## Directions for this task
Copy every line below exactly as it stands, leaving out the pictures.

*** Data supplied ***

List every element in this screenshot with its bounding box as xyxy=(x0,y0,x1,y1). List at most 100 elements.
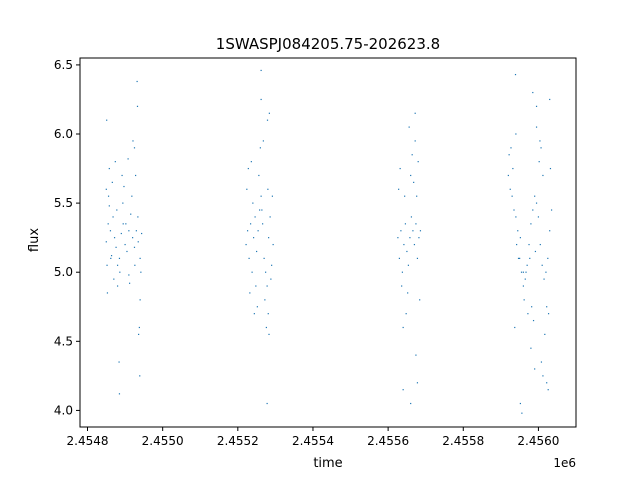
data-point xyxy=(120,232,122,235)
data-point xyxy=(547,257,549,259)
data-point xyxy=(107,195,110,197)
data-point xyxy=(116,264,119,266)
data-point xyxy=(134,264,136,266)
data-point xyxy=(544,333,546,335)
x-axis: 2.4548 2.4550 2.4552 2.4554 2.4556 2.4558 2.45… xyxy=(67,427,559,448)
data-point xyxy=(114,161,116,163)
data-point xyxy=(522,271,524,273)
data-point xyxy=(549,167,552,170)
data-point xyxy=(266,119,269,121)
data-point xyxy=(112,216,114,218)
y-tick-label: 4.5 xyxy=(54,334,73,348)
data-point xyxy=(402,389,404,391)
data-point xyxy=(138,333,140,335)
x-tick-label: 2.4550 xyxy=(142,434,184,448)
data-point xyxy=(408,126,410,128)
data-point xyxy=(259,209,261,211)
data-point xyxy=(407,264,410,266)
data-point xyxy=(540,147,542,149)
data-point xyxy=(106,119,108,121)
y-axis: 4.0 4.5 5.0 5.5 6.0 6.5 xyxy=(54,58,80,417)
data-point xyxy=(127,158,129,160)
data-point xyxy=(539,243,541,246)
data-point xyxy=(268,333,270,335)
x-tick-label: 2.4554 xyxy=(292,434,334,448)
data-point xyxy=(402,326,404,329)
data-point xyxy=(532,209,534,211)
data-point xyxy=(106,292,109,294)
data-point xyxy=(122,223,124,225)
data-point xyxy=(141,232,143,235)
data-point xyxy=(409,237,411,239)
data-point xyxy=(543,278,545,280)
data-point xyxy=(401,285,403,287)
data-point xyxy=(133,246,136,248)
data-point xyxy=(130,213,132,215)
data-point xyxy=(115,246,117,248)
data-point xyxy=(118,393,121,395)
x-offset-label: 1e6 xyxy=(553,456,576,470)
data-point xyxy=(516,243,518,246)
data-point xyxy=(530,223,532,225)
data-point xyxy=(264,299,266,301)
data-point xyxy=(521,412,523,414)
data-point xyxy=(413,181,415,183)
data-point xyxy=(526,264,528,266)
data-point xyxy=(406,250,408,253)
data-point xyxy=(137,241,139,243)
data-point xyxy=(260,98,262,101)
chart-title: 1SWASPJ084205.75-202623.8 xyxy=(216,35,440,53)
data-point xyxy=(258,174,260,177)
data-point xyxy=(540,361,543,363)
y-axis-label: flux xyxy=(27,228,42,252)
data-point xyxy=(265,271,267,273)
data-point xyxy=(110,255,113,257)
data-point xyxy=(419,299,421,301)
x-tick-label: 2.4548 xyxy=(67,434,109,448)
data-point xyxy=(517,230,519,232)
data-point xyxy=(514,73,517,76)
data-point xyxy=(549,230,551,232)
data-point xyxy=(401,271,403,273)
data-point xyxy=(129,282,131,284)
data-point xyxy=(246,230,249,232)
data-point xyxy=(250,161,252,163)
data-point xyxy=(251,271,253,273)
data-point xyxy=(136,80,138,83)
x-tick-label: 2.4558 xyxy=(442,434,484,448)
data-point xyxy=(542,375,544,377)
data-point xyxy=(539,140,541,142)
data-point xyxy=(136,105,139,107)
data-point xyxy=(508,154,510,156)
data-point xyxy=(270,278,272,280)
data-point xyxy=(108,205,110,207)
x-tick-label: 2.4552 xyxy=(217,434,259,448)
data-point xyxy=(265,326,267,329)
data-point xyxy=(411,154,413,156)
data-point xyxy=(268,237,270,239)
data-point xyxy=(547,313,550,315)
data-point xyxy=(535,105,538,107)
data-point xyxy=(249,223,252,225)
data-point xyxy=(541,264,543,266)
data-point xyxy=(524,278,526,280)
data-point xyxy=(109,230,112,232)
data-point xyxy=(269,216,271,218)
data-point xyxy=(267,313,269,315)
data-point xyxy=(116,285,119,287)
y-tick-label: 6.0 xyxy=(54,127,73,141)
data-point xyxy=(519,257,521,259)
plot-area xyxy=(105,69,553,414)
data-point xyxy=(414,112,416,114)
data-point xyxy=(116,209,118,211)
data-point xyxy=(272,243,274,246)
data-point xyxy=(514,326,516,329)
data-point xyxy=(419,230,422,232)
data-point xyxy=(523,299,525,301)
data-point xyxy=(113,237,116,239)
data-point xyxy=(397,237,399,239)
data-point xyxy=(135,230,137,232)
data-point xyxy=(110,257,112,259)
y-tick-label: 6.5 xyxy=(54,58,73,72)
data-point xyxy=(546,382,548,384)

***

## Expected output
List every element in this screenshot with its bounding box as xyxy=(x0,y0,x1,y1). List at most 100 elements.
data-point xyxy=(120,232,122,235)
data-point xyxy=(547,257,549,259)
data-point xyxy=(107,195,110,197)
data-point xyxy=(116,264,119,266)
data-point xyxy=(134,264,136,266)
data-point xyxy=(544,333,546,335)
x-axis: 2.4548 2.4550 2.4552 2.4554 2.4556 2.4558 2.45… xyxy=(67,427,559,448)
data-point xyxy=(114,161,116,163)
data-point xyxy=(522,271,524,273)
data-point xyxy=(549,167,552,170)
data-point xyxy=(266,119,269,121)
data-point xyxy=(112,216,114,218)
y-tick-label: 4.5 xyxy=(54,334,73,348)
data-point xyxy=(402,389,404,391)
data-point xyxy=(138,333,140,335)
x-tick-label: 2.4550 xyxy=(142,434,184,448)
data-point xyxy=(408,126,410,128)
data-point xyxy=(259,209,261,211)
data-point xyxy=(407,264,410,266)
data-point xyxy=(540,147,542,149)
data-point xyxy=(106,119,108,121)
y-axis: 4.0 4.5 5.0 5.5 6.0 6.5 xyxy=(54,58,80,417)
data-point xyxy=(127,158,129,160)
data-point xyxy=(539,243,541,246)
data-point xyxy=(268,333,270,335)
x-tick-label: 2.4554 xyxy=(292,434,334,448)
data-point xyxy=(402,326,404,329)
data-point xyxy=(532,209,534,211)
data-point xyxy=(106,292,109,294)
data-point xyxy=(122,223,124,225)
data-point xyxy=(141,232,143,235)
data-point xyxy=(409,237,411,239)
data-point xyxy=(543,278,545,280)
data-point xyxy=(401,285,403,287)
data-point xyxy=(133,246,136,248)
data-point xyxy=(130,213,132,215)
data-point xyxy=(115,246,117,248)
data-point xyxy=(118,393,121,395)
x-offset-label: 1e6 xyxy=(553,456,576,470)
data-point xyxy=(516,243,518,246)
data-point xyxy=(530,223,532,225)
data-point xyxy=(264,299,266,301)
data-point xyxy=(521,412,523,414)
data-point xyxy=(413,181,415,183)
data-point xyxy=(526,264,528,266)
data-point xyxy=(406,250,408,253)
data-point xyxy=(137,241,139,243)
data-point xyxy=(260,98,262,101)
chart-title: 1SWASPJ084205.75-202623.8 xyxy=(216,35,440,53)
data-point xyxy=(258,174,260,177)
data-point xyxy=(540,361,543,363)
y-axis-label: flux xyxy=(27,228,42,252)
data-point xyxy=(265,271,267,273)
data-point xyxy=(110,255,113,257)
data-point xyxy=(419,299,421,301)
x-tick-label: 2.4548 xyxy=(67,434,109,448)
data-point xyxy=(517,230,519,232)
data-point xyxy=(514,73,517,76)
data-point xyxy=(549,230,551,232)
data-point xyxy=(401,271,403,273)
data-point xyxy=(129,282,131,284)
data-point xyxy=(246,230,249,232)
data-point xyxy=(250,161,252,163)
data-point xyxy=(251,271,253,273)
data-point xyxy=(136,80,138,83)
x-tick-label: 2.4558 xyxy=(442,434,484,448)
data-point xyxy=(542,375,544,377)
data-point xyxy=(539,140,541,142)
data-point xyxy=(136,105,139,107)
data-point xyxy=(508,154,510,156)
data-point xyxy=(270,278,272,280)
data-point xyxy=(108,205,110,207)
x-tick-label: 2.4552 xyxy=(217,434,259,448)
data-point xyxy=(265,326,267,329)
data-point xyxy=(411,154,413,156)
data-point xyxy=(268,237,270,239)
data-point xyxy=(547,313,550,315)
data-point xyxy=(535,105,538,107)
data-point xyxy=(249,223,252,225)
data-point xyxy=(541,264,543,266)
data-point xyxy=(524,278,526,280)
data-point xyxy=(109,230,112,232)
data-point xyxy=(269,216,271,218)
data-point xyxy=(267,313,269,315)
data-point xyxy=(116,285,119,287)
y-tick-label: 6.0 xyxy=(54,127,73,141)
data-point xyxy=(519,257,521,259)
plot-area xyxy=(105,69,553,414)
data-point xyxy=(414,112,416,114)
data-point xyxy=(116,209,118,211)
data-point xyxy=(272,243,274,246)
data-point xyxy=(514,326,516,329)
data-point xyxy=(419,230,422,232)
data-point xyxy=(523,299,525,301)
data-point xyxy=(113,237,116,239)
data-point xyxy=(397,237,399,239)
data-point xyxy=(135,230,137,232)
data-point xyxy=(110,257,112,259)
y-tick-label: 6.5 xyxy=(54,58,73,72)
data-point xyxy=(546,382,548,384)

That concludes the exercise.